#### [Written instruction]
Retype the records below exactly as they appear, but leave out any pictures.

#### [Provided information]
* begin *
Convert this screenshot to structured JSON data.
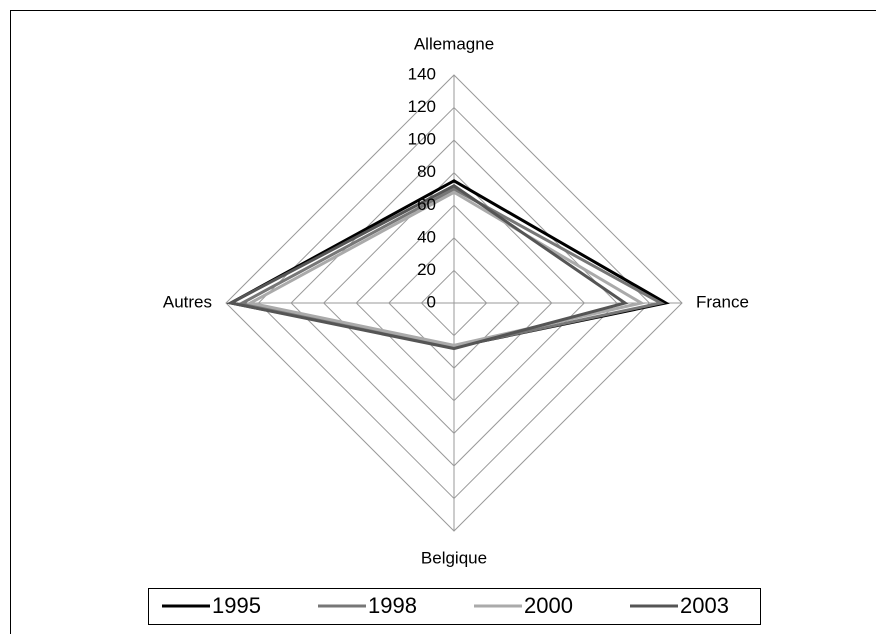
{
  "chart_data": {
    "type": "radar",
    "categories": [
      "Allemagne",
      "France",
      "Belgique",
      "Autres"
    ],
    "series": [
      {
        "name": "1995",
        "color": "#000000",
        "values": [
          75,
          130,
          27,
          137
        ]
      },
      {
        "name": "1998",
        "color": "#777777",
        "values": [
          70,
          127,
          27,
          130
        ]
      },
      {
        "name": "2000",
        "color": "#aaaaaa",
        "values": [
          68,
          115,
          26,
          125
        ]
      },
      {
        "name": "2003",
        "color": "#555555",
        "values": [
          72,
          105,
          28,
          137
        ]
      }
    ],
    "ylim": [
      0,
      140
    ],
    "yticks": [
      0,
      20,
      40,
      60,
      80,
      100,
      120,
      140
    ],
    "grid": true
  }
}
* end *
#### [Completed exercise]
Convert this screenshot to structured JSON data.
{
  "chart_data": {
    "type": "radar",
    "categories": [
      "Allemagne",
      "France",
      "Belgique",
      "Autres"
    ],
    "series": [
      {
        "name": "1995",
        "color": "#000000",
        "values": [
          75,
          130,
          27,
          137
        ]
      },
      {
        "name": "1998",
        "color": "#777777",
        "values": [
          70,
          127,
          27,
          130
        ]
      },
      {
        "name": "2000",
        "color": "#aaaaaa",
        "values": [
          68,
          115,
          26,
          125
        ]
      },
      {
        "name": "2003",
        "color": "#555555",
        "values": [
          72,
          105,
          28,
          137
        ]
      }
    ],
    "ylim": [
      0,
      140
    ],
    "yticks": [
      0,
      20,
      40,
      60,
      80,
      100,
      120,
      140
    ],
    "grid": true
  }
}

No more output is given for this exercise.